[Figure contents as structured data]
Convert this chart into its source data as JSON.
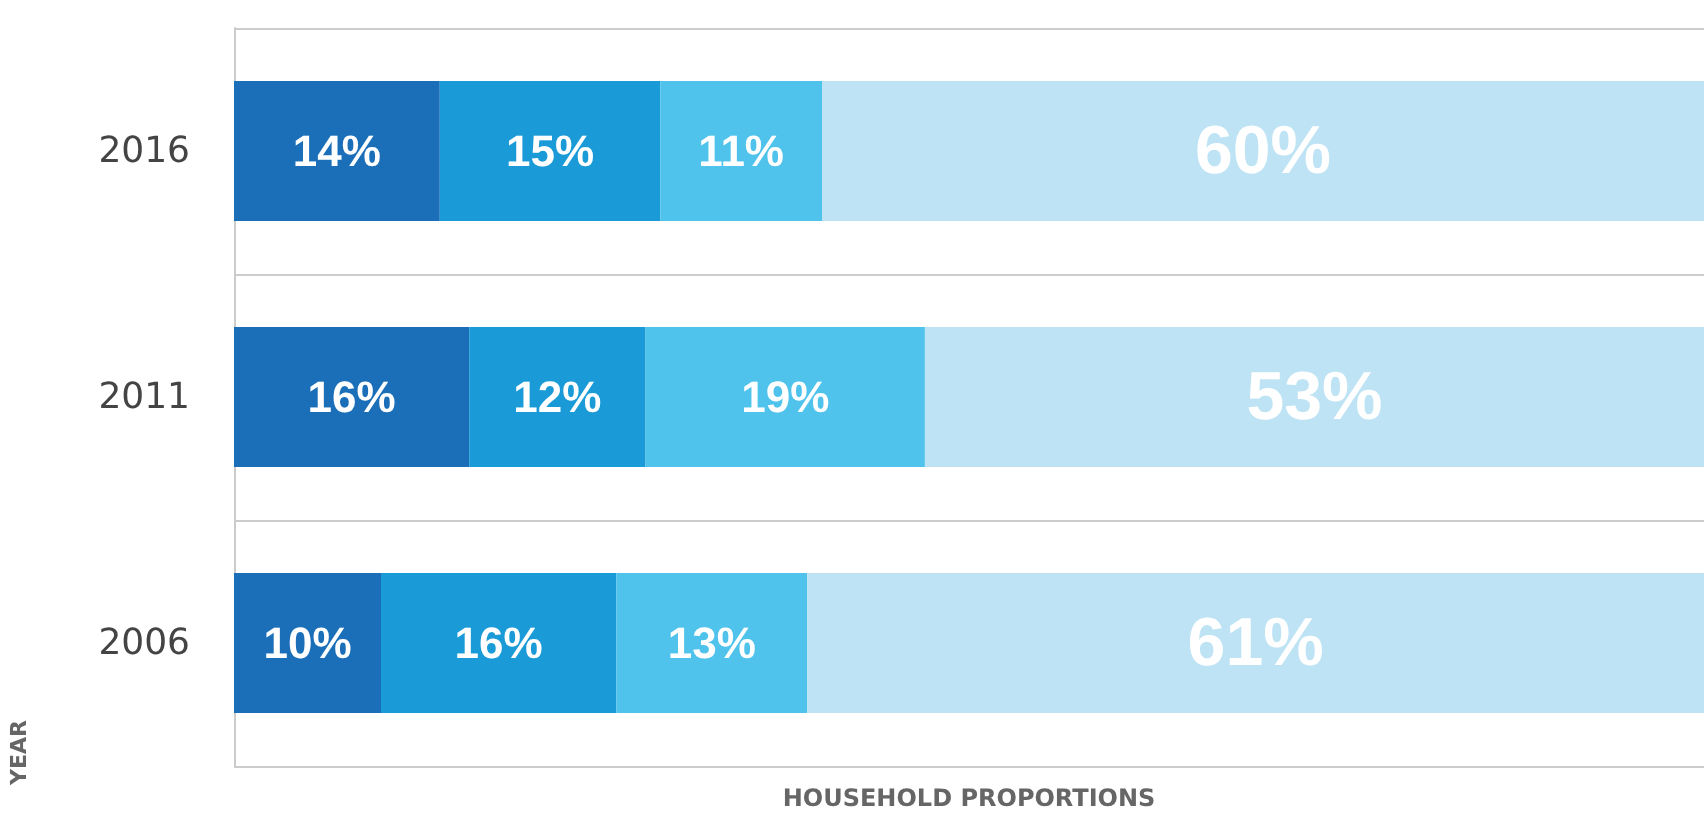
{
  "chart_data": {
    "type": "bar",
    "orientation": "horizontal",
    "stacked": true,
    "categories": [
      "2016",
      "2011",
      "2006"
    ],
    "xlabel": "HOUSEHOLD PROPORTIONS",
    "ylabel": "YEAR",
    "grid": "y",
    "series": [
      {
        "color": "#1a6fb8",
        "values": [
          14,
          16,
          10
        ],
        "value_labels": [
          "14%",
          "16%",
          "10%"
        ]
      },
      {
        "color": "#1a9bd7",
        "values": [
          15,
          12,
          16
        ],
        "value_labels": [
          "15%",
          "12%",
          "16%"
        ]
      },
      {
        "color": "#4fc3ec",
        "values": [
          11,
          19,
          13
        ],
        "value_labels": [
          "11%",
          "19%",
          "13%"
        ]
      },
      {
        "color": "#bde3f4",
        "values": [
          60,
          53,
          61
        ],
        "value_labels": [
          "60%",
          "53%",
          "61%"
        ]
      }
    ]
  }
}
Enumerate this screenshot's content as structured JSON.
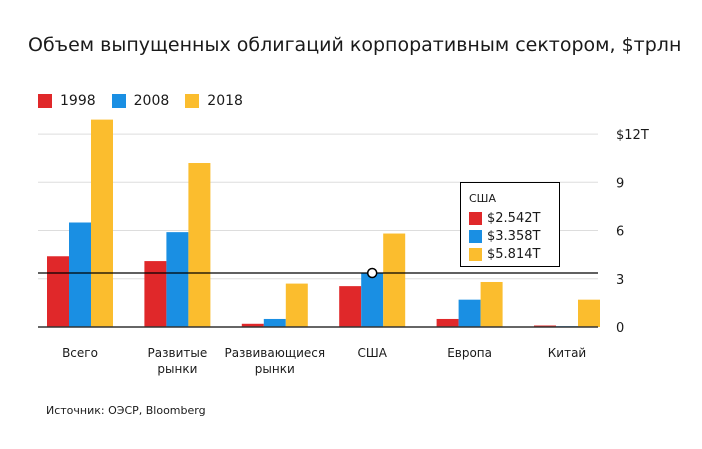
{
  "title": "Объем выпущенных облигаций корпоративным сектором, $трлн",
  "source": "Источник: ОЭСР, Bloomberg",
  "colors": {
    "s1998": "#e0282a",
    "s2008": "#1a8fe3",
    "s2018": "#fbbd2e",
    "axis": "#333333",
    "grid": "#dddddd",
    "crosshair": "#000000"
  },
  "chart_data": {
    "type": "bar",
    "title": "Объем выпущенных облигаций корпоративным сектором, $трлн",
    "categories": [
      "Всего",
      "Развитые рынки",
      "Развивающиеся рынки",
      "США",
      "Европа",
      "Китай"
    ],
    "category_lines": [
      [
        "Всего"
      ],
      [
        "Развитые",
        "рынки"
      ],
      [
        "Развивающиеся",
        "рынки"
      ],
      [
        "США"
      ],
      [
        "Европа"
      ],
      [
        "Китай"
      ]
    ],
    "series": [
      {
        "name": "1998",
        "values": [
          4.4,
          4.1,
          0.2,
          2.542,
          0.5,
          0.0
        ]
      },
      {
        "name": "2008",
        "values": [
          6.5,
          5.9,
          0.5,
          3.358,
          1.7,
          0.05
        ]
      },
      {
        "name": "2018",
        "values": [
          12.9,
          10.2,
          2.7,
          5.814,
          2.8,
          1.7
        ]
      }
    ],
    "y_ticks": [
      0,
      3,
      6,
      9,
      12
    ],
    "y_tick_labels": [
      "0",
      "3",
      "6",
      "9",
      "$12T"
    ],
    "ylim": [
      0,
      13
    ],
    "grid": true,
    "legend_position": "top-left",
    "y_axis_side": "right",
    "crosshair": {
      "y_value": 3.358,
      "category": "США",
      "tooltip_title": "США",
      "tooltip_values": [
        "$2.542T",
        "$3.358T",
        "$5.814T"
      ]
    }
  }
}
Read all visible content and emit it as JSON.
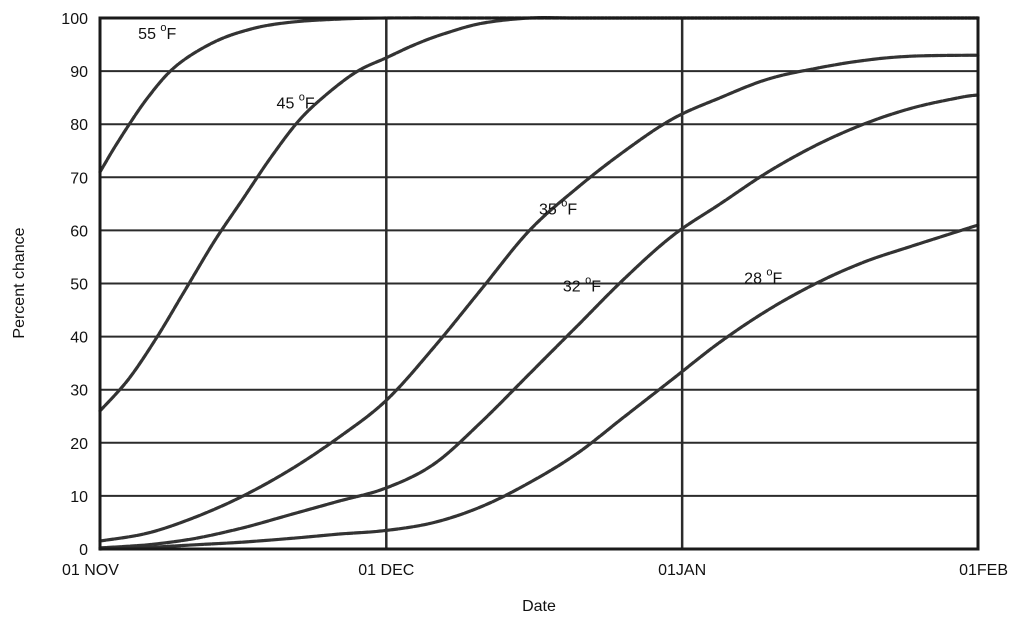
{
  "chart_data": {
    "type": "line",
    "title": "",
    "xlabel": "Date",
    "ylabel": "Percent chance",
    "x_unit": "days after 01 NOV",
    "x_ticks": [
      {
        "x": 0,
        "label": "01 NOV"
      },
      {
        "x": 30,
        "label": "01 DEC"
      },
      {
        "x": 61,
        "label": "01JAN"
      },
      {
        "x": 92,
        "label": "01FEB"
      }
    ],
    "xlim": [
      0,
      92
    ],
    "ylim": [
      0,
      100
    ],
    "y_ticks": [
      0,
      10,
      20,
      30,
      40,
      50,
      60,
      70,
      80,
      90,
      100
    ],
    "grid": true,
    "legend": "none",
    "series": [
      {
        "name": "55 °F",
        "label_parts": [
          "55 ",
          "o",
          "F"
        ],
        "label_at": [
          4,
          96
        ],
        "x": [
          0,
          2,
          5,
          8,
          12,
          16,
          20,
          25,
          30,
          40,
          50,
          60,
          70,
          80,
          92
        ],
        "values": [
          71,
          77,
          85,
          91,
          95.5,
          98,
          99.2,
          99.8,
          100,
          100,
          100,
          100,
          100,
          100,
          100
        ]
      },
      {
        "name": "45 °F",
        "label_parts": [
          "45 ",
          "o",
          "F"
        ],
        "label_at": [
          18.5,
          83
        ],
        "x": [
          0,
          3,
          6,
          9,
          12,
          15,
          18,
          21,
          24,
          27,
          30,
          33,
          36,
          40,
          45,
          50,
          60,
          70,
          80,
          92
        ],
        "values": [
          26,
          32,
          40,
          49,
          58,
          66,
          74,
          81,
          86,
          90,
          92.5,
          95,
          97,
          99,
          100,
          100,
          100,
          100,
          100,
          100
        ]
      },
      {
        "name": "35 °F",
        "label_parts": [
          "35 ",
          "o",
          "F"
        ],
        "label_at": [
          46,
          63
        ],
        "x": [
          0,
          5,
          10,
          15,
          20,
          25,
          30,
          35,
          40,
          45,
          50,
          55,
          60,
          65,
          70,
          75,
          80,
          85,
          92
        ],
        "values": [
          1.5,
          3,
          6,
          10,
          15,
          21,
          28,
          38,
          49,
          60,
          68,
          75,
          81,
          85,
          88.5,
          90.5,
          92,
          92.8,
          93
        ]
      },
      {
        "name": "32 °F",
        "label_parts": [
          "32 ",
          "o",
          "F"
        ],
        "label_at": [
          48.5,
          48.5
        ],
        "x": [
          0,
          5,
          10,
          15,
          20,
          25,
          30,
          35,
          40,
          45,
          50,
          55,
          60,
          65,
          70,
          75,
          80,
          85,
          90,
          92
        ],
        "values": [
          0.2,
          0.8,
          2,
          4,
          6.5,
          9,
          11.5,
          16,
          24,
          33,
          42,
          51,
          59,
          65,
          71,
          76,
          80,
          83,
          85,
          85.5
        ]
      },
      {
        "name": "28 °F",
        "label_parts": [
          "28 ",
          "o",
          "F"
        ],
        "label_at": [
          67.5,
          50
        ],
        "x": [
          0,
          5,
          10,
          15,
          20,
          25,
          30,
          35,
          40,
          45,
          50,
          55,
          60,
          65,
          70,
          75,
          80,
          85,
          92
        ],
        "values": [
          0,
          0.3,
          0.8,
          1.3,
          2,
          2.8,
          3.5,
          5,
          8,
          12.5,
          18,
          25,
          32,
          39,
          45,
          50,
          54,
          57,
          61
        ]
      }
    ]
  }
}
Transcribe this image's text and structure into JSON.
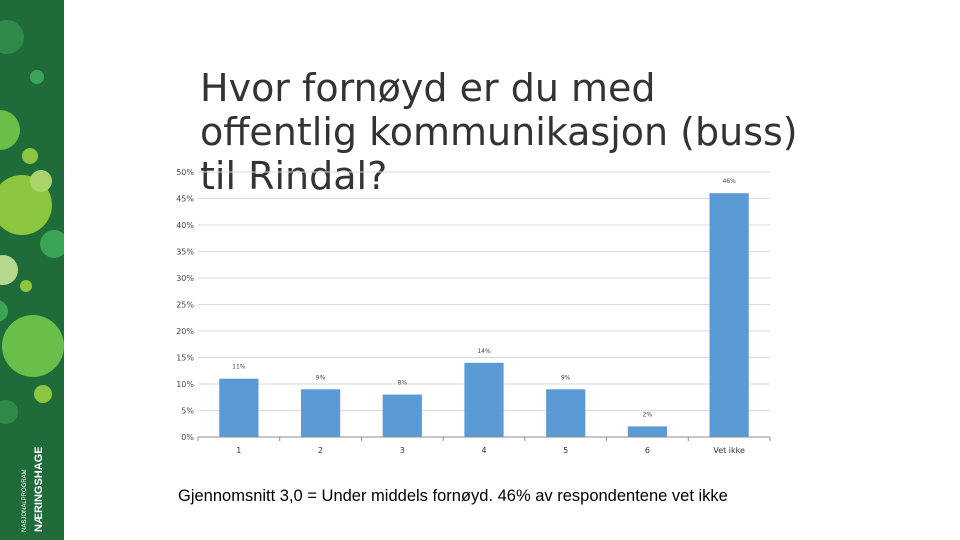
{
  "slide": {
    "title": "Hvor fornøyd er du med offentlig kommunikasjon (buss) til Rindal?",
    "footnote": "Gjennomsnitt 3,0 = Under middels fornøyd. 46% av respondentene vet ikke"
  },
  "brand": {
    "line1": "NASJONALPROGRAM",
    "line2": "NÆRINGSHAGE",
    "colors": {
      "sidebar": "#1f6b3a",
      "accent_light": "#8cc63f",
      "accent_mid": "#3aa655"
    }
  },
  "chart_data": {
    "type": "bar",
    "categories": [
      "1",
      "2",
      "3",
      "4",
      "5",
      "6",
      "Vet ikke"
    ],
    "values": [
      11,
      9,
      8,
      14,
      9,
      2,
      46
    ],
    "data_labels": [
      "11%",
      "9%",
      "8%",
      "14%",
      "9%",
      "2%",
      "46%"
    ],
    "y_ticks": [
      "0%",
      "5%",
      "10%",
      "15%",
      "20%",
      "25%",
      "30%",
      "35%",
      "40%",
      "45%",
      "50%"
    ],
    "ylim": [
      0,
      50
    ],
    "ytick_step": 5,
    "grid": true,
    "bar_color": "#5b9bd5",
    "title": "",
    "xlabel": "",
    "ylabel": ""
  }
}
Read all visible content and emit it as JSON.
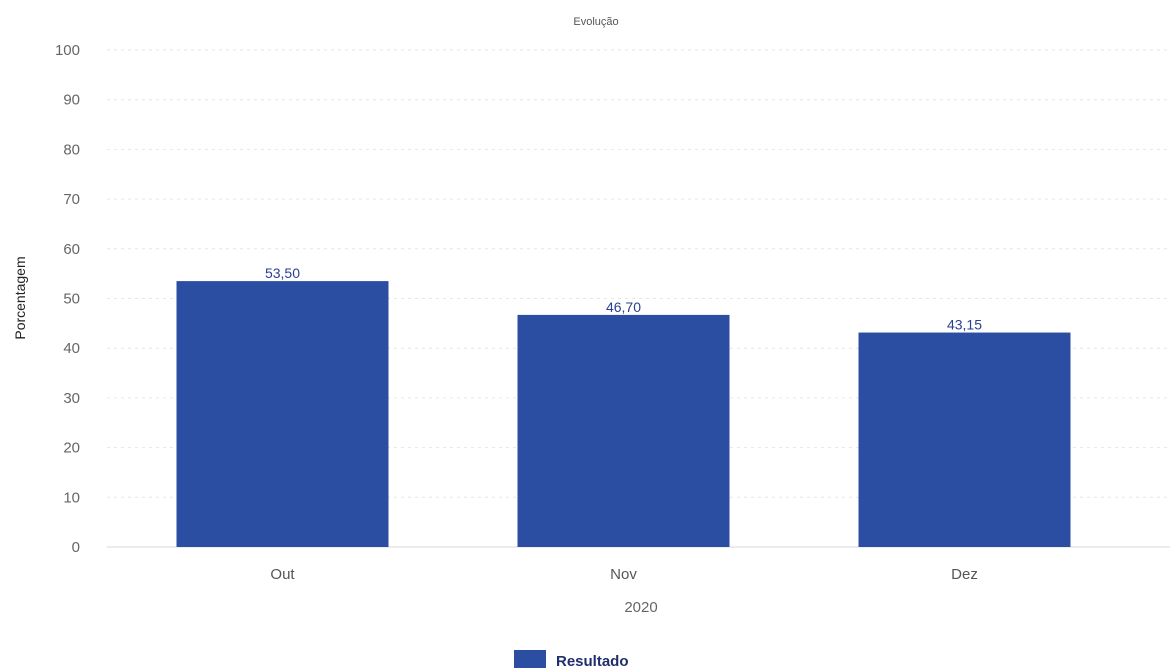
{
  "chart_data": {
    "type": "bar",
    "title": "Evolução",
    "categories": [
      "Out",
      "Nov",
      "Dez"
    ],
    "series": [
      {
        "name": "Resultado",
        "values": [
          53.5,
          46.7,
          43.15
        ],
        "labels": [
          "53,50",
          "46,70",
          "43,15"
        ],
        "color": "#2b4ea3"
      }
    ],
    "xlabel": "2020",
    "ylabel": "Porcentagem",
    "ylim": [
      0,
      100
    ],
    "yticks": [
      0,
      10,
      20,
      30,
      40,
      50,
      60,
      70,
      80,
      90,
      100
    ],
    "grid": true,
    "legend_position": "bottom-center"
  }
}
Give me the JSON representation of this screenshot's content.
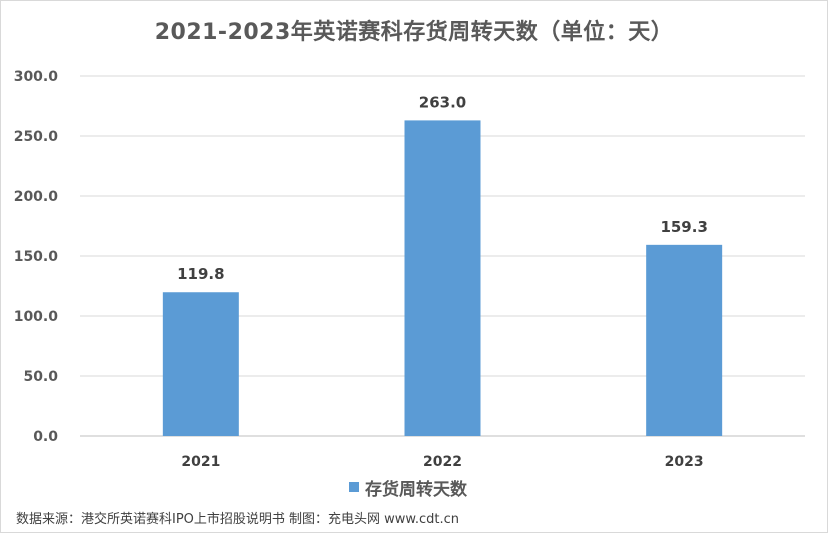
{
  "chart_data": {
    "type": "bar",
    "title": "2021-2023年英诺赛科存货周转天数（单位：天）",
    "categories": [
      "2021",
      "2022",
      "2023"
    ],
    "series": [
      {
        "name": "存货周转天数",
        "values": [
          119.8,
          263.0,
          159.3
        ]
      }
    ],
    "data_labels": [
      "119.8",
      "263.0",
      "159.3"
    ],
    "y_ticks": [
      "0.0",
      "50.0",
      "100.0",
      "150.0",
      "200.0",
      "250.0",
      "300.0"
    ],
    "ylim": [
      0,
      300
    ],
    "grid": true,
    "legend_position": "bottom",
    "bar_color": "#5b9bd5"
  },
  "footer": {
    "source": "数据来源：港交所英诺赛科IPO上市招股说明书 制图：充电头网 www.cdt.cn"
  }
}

*Stated problem:*
Copy out every line that includes the word "bottom".

*Answer for the task:*
    "legend_position": "bottom-center"
    "legend_position": "bottom",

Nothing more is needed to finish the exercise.